Raw records
###
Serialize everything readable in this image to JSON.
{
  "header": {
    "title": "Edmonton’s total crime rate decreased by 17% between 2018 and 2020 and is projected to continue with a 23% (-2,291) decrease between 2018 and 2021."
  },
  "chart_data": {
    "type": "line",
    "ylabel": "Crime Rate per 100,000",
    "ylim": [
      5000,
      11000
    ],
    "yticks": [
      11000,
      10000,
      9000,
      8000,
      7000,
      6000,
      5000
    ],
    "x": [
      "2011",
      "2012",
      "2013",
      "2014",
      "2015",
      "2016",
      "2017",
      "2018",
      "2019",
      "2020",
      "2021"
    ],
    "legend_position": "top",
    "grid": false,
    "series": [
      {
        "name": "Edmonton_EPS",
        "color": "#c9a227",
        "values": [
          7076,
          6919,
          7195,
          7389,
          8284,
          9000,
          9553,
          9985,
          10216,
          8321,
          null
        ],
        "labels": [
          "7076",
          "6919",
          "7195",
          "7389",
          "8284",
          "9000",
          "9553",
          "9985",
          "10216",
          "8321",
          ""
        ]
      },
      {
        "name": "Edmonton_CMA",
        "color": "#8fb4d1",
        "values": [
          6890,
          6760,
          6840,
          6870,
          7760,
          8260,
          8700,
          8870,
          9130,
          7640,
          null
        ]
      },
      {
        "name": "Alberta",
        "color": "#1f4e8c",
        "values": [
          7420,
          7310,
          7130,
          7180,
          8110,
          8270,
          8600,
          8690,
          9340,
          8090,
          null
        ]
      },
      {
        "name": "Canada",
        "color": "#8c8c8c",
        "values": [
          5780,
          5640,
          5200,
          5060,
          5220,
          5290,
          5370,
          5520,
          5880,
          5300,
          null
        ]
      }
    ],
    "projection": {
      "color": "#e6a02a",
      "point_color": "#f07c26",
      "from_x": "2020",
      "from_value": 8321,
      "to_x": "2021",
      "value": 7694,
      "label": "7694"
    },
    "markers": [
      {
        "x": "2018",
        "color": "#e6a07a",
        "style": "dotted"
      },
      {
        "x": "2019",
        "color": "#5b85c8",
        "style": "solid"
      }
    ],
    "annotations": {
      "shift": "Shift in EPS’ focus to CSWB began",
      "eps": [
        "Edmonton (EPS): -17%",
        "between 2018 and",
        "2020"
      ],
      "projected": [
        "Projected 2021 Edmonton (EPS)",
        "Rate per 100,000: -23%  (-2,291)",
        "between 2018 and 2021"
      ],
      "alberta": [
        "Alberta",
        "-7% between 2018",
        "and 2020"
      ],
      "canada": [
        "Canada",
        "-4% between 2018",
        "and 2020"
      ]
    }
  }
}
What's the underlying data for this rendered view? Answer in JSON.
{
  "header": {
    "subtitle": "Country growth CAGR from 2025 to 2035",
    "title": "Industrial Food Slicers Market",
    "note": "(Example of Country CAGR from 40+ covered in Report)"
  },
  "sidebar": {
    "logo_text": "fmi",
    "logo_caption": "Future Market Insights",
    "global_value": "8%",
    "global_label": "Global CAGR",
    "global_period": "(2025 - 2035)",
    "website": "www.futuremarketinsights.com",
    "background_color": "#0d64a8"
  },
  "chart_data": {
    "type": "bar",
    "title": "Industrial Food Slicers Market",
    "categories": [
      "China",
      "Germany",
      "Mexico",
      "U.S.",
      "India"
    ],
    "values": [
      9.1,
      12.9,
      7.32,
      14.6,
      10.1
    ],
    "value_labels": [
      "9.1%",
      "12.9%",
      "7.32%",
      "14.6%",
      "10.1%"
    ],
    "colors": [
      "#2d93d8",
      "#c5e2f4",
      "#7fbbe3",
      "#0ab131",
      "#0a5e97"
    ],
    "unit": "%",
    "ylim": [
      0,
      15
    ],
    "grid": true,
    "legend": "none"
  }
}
###
SET PROBLEM:
Extract the full set of entries word for word.

TASK RESPONSE:
Serialize everything readable in this image to JSON.
{
  "header": {
    "title": "Edmonton’s total crime rate decreased by 17% between 2018 and 2020 and is projected to continue with a 23% (-2,291) decrease between 2018 and 2021."
  },
  "chart_data": {
    "type": "line",
    "ylabel": "Crime Rate per 100,000",
    "ylim": [
      5000,
      11000
    ],
    "yticks": [
      11000,
      10000,
      9000,
      8000,
      7000,
      6000,
      5000
    ],
    "x": [
      "2011",
      "2012",
      "2013",
      "2014",
      "2015",
      "2016",
      "2017",
      "2018",
      "2019",
      "2020",
      "2021"
    ],
    "legend_position": "top",
    "grid": false,
    "series": [
      {
        "name": "Edmonton_EPS",
        "color": "#c9a227",
        "values": [
          7076,
          6919,
          7195,
          7389,
          8284,
          9000,
          9553,
          9985,
          10216,
          8321,
          null
        ],
        "labels": [
          "7076",
          "6919",
          "7195",
          "7389",
          "8284",
          "9000",
          "9553",
          "9985",
          "10216",
          "8321",
          ""
        ]
      },
      {
        "name": "Edmonton_CMA",
        "color": "#8fb4d1",
        "values": [
          6890,
          6760,
          6840,
          6870,
          7760,
          8260,
          8700,
          8870,
          9130,
          7640,
          null
        ]
      },
      {
        "name": "Alberta",
        "color": "#1f4e8c",
        "values": [
          7420,
          7310,
          7130,
          7180,
          8110,
          8270,
          8600,
          8690,
          9340,
          8090,
          null
        ]
      },
      {
        "name": "Canada",
        "color": "#8c8c8c",
        "values": [
          5780,
          5640,
          5200,
          5060,
          5220,
          5290,
          5370,
          5520,
          5880,
          5300,
          null
        ]
      }
    ],
    "projection": {
      "color": "#e6a02a",
      "point_color": "#f07c26",
      "from_x": "2020",
      "from_value": 8321,
      "to_x": "2021",
      "value": 7694,
      "label": "7694"
    },
    "markers": [
      {
        "x": "2018",
        "color": "#e6a07a",
        "style": "dotted"
      },
      {
        "x": "2019",
        "color": "#5b85c8",
        "style": "solid"
      }
    ],
    "annotations": {
      "shift": "Shift in EPS’ focus to CSWB began",
      "eps": [
        "Edmonton (EPS): -17%",
        "between 2018 and",
        "2020"
      ],
      "projected": [
        "Projected 2021 Edmonton (EPS)",
        "Rate per 100,000: -23%  (-2,291)",
        "between 2018 and 2021"
      ],
      "alberta": [
        "Alberta",
        "-7% between 2018",
        "and 2020"
      ],
      "canada": [
        "Canada",
        "-4% between 2018",
        "and 2020"
      ]
    }
  }
}
What's the underlying data for this rendered view? Answer in JSON.
{
  "header": {
    "subtitle": "Country growth CAGR from 2025 to 2035",
    "title": "Industrial Food Slicers Market",
    "note": "(Example of Country CAGR from 40+ covered in Report)"
  },
  "sidebar": {
    "logo_text": "fmi",
    "logo_caption": "Future Market Insights",
    "global_value": "8%",
    "global_label": "Global CAGR",
    "global_period": "(2025 - 2035)",
    "website": "www.futuremarketinsights.com",
    "background_color": "#0d64a8"
  },
  "chart_data": {
    "type": "bar",
    "title": "Industrial Food Slicers Market",
    "categories": [
      "China",
      "Germany",
      "Mexico",
      "U.S.",
      "India"
    ],
    "values": [
      9.1,
      12.9,
      7.32,
      14.6,
      10.1
    ],
    "value_labels": [
      "9.1%",
      "12.9%",
      "7.32%",
      "14.6%",
      "10.1%"
    ],
    "colors": [
      "#2d93d8",
      "#c5e2f4",
      "#7fbbe3",
      "#0ab131",
      "#0a5e97"
    ],
    "unit": "%",
    "ylim": [
      0,
      15
    ],
    "grid": true,
    "legend": "none"
  }
}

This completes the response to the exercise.